#### What you are asked to do:
Copy out every line that contains the word "label".

--- BEGIN Available records ---

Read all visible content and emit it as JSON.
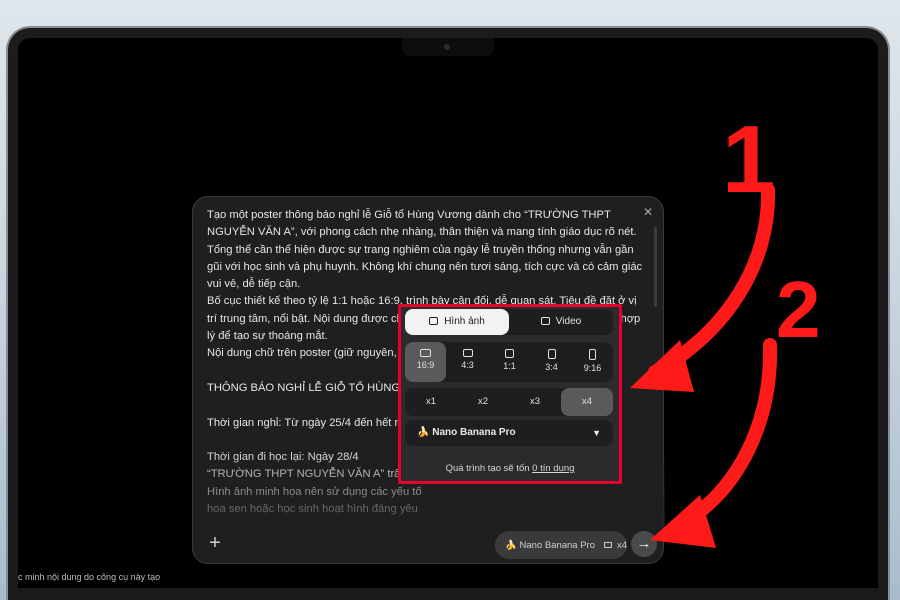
{
  "prompt": {
    "text": "Tạo một poster thông báo nghỉ lễ Giỗ tổ Hùng Vương dành cho “TRƯỜNG THPT NGUYỄN VĂN A”, với phong cách nhẹ nhàng, thân thiện và mang tính giáo dục rõ nét. Tổng thể cần thể hiện được sự trang nghiêm của ngày lễ truyền thống nhưng vẫn gần gũi với học sinh và phụ huynh. Không khí chung nên tươi sáng, tích cực và có cảm giác vui vẻ, dễ tiếp cận.\nBố cục thiết kế theo tỷ lệ 1:1 hoặc 16:9, trình bày cân đối, dễ quan sát. Tiêu đề đặt ở vị trí trung tâm, nổi bật. Nội dung được chia thành từng khối rõ ràng, có khoảng trống hợp lý để tạo sự thoáng mắt.\nNội dung chữ trên poster (giữ nguyên, khô\n\nTHÔNG BÁO NGHỈ LỄ GIỖ TỔ HÙNG VƯƠ\n\nThời gian nghỉ: Từ ngày 25/4 đến hết ngày\n\nThời gian đi học lại: Ngày 28/4\n“TRƯỜNG THPT NGUYỄN VĂN A” trân trọ\nHình ảnh minh họa nên sử dụng các yếu tố\nhoa sen hoặc học sinh hoạt hình đáng yêu\ntrường học đường. Font chữ rõ ràng, dễ đ\nlượng cao, không lỗi chữ, không watermar"
  },
  "footer": {
    "disclaimer": "c minh nội dung do công cụ này tạo"
  },
  "settings": {
    "tabs": [
      {
        "label": "Hình ảnh",
        "icon": "image-icon",
        "active": true
      },
      {
        "label": "Video",
        "icon": "video-icon",
        "active": false
      }
    ],
    "aspect_ratios": [
      {
        "label": "16:9",
        "selected": true
      },
      {
        "label": "4:3",
        "selected": false
      },
      {
        "label": "1:1",
        "selected": false
      },
      {
        "label": "3:4",
        "selected": false
      },
      {
        "label": "9:16",
        "selected": false
      }
    ],
    "counts": [
      {
        "label": "x1",
        "selected": false
      },
      {
        "label": "x2",
        "selected": false
      },
      {
        "label": "x3",
        "selected": false
      },
      {
        "label": "x4",
        "selected": true
      }
    ],
    "model": "🍌 Nano Banana Pro",
    "cost_prefix": "Quá trình tạo sẽ tốn ",
    "cost_link": "0 tín dụng"
  },
  "chip": {
    "model": "🍌 Nano Banana Pro",
    "count": "x4"
  },
  "annotations": {
    "one": "1",
    "two": "2",
    "color": "#ff1a1a",
    "highlight_color": "#e4002b"
  }
}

--- END Available records ---

#### Response to this exercise:
        "label": "Hình ảnh",
        "label": "Video",
        "label": "16:9",
        "label": "4:3",
        "label": "1:1",
        "label": "3:4",
        "label": "9:16",
        "label": "x1",
        "label": "x2",
        "label": "x3",
        "label": "x4",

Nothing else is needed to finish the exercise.